►

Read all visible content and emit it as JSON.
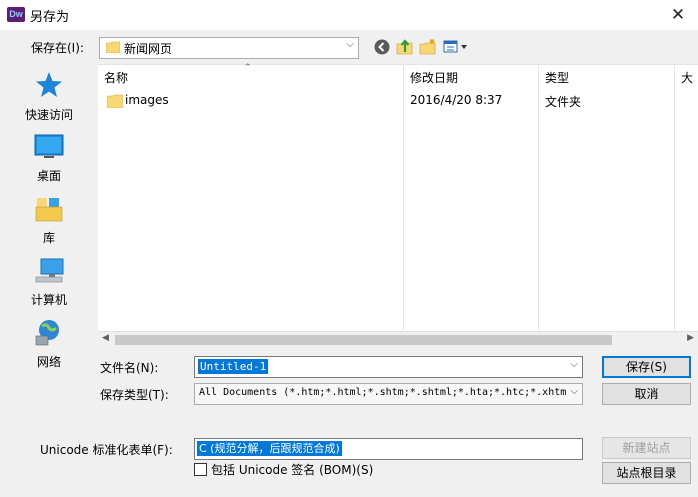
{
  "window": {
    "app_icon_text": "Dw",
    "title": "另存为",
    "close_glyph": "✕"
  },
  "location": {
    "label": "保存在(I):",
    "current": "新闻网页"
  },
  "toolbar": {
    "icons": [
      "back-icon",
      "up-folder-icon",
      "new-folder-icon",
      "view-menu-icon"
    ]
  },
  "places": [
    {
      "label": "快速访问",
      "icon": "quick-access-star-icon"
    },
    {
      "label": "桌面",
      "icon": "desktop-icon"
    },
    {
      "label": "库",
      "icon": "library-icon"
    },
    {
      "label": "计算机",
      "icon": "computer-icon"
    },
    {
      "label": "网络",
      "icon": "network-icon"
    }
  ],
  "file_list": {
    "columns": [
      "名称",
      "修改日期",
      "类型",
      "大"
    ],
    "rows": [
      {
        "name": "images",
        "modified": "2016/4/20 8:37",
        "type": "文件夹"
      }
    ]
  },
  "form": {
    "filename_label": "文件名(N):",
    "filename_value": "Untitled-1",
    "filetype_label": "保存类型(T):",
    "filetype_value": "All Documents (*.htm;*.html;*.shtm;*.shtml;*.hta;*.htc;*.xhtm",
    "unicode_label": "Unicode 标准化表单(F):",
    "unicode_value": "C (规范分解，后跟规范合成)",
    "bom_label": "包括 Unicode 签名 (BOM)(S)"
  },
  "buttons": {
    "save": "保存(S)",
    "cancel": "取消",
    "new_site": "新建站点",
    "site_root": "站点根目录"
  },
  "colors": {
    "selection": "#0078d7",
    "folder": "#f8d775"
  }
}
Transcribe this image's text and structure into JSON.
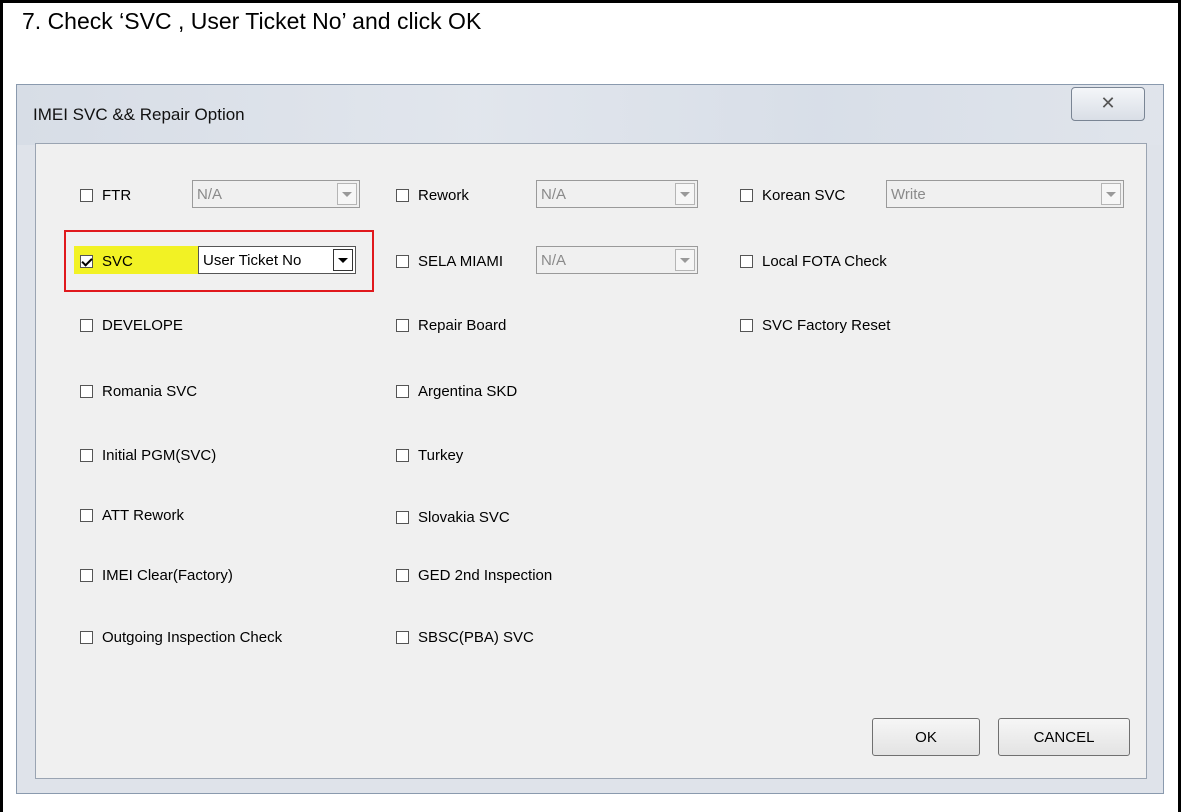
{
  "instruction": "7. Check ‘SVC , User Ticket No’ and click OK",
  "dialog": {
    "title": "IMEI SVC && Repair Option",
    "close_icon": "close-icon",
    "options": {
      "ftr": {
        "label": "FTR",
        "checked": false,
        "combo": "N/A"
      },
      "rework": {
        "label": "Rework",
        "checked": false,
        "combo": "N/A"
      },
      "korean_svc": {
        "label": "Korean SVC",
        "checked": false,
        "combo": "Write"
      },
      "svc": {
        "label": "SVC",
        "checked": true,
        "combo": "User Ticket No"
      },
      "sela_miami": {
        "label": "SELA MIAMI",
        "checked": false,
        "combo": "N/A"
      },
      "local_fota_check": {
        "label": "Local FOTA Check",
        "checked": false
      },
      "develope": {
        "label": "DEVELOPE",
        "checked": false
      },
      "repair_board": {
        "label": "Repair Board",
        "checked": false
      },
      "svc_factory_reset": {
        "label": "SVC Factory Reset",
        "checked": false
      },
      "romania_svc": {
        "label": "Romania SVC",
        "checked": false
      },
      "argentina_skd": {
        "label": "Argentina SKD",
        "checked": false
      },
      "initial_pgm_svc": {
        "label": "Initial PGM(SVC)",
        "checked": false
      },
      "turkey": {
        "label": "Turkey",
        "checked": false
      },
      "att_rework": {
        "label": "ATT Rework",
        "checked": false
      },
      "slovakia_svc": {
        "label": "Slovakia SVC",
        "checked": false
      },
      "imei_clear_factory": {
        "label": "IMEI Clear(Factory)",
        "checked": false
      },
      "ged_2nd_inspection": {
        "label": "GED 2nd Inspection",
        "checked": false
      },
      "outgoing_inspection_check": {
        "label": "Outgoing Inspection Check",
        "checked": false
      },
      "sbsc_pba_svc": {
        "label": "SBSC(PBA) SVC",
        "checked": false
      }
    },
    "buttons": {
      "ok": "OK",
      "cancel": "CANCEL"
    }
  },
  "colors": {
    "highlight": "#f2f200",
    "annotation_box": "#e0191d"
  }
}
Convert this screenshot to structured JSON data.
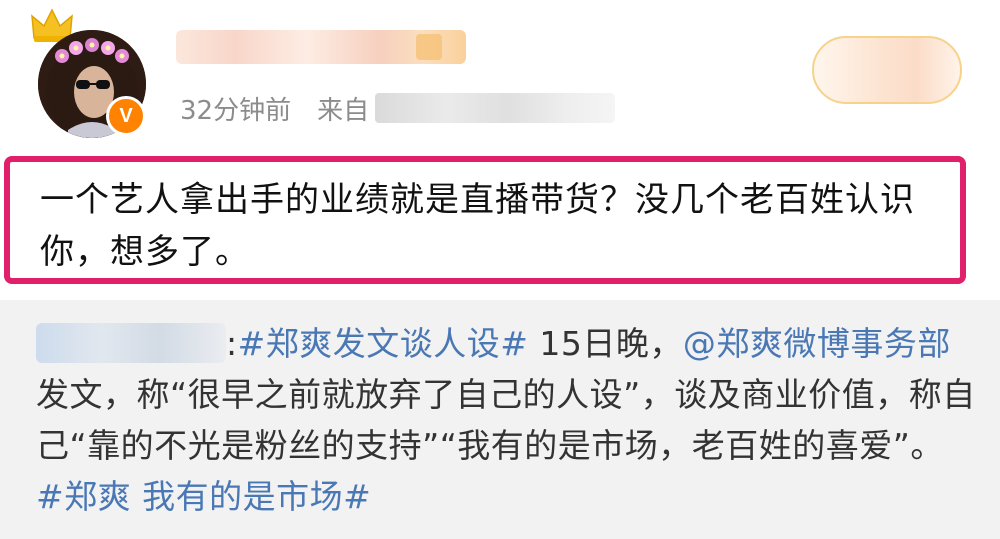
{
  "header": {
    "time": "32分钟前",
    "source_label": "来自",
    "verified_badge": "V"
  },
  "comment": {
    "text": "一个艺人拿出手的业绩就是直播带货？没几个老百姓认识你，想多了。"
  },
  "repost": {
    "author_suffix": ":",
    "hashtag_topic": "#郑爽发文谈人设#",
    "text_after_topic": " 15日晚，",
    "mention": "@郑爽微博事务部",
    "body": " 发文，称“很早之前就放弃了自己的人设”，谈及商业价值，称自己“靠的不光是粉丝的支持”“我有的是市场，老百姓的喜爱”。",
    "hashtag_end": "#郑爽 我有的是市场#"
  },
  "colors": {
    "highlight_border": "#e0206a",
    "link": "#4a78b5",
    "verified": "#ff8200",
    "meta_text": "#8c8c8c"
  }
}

◄

(PROBLEM DESCRIPTION): Emit the lines of the data above from the one containing "Convert this screenshot" through its final line, both endpoints included. Pictures do not belong in the output.

(ANSWER TO THE PROBLEM):
Convert this screenshot to structured JSON data.
{
  "header": {
    "time": "32分钟前",
    "source_label": "来自",
    "verified_badge": "V"
  },
  "comment": {
    "text": "一个艺人拿出手的业绩就是直播带货？没几个老百姓认识你，想多了。"
  },
  "repost": {
    "author_suffix": ":",
    "hashtag_topic": "#郑爽发文谈人设#",
    "text_after_topic": " 15日晚，",
    "mention": "@郑爽微博事务部",
    "body": " 发文，称“很早之前就放弃了自己的人设”，谈及商业价值，称自己“靠的不光是粉丝的支持”“我有的是市场，老百姓的喜爱”。",
    "hashtag_end": "#郑爽 我有的是市场#"
  },
  "colors": {
    "highlight_border": "#e0206a",
    "link": "#4a78b5",
    "verified": "#ff8200",
    "meta_text": "#8c8c8c"
  }
}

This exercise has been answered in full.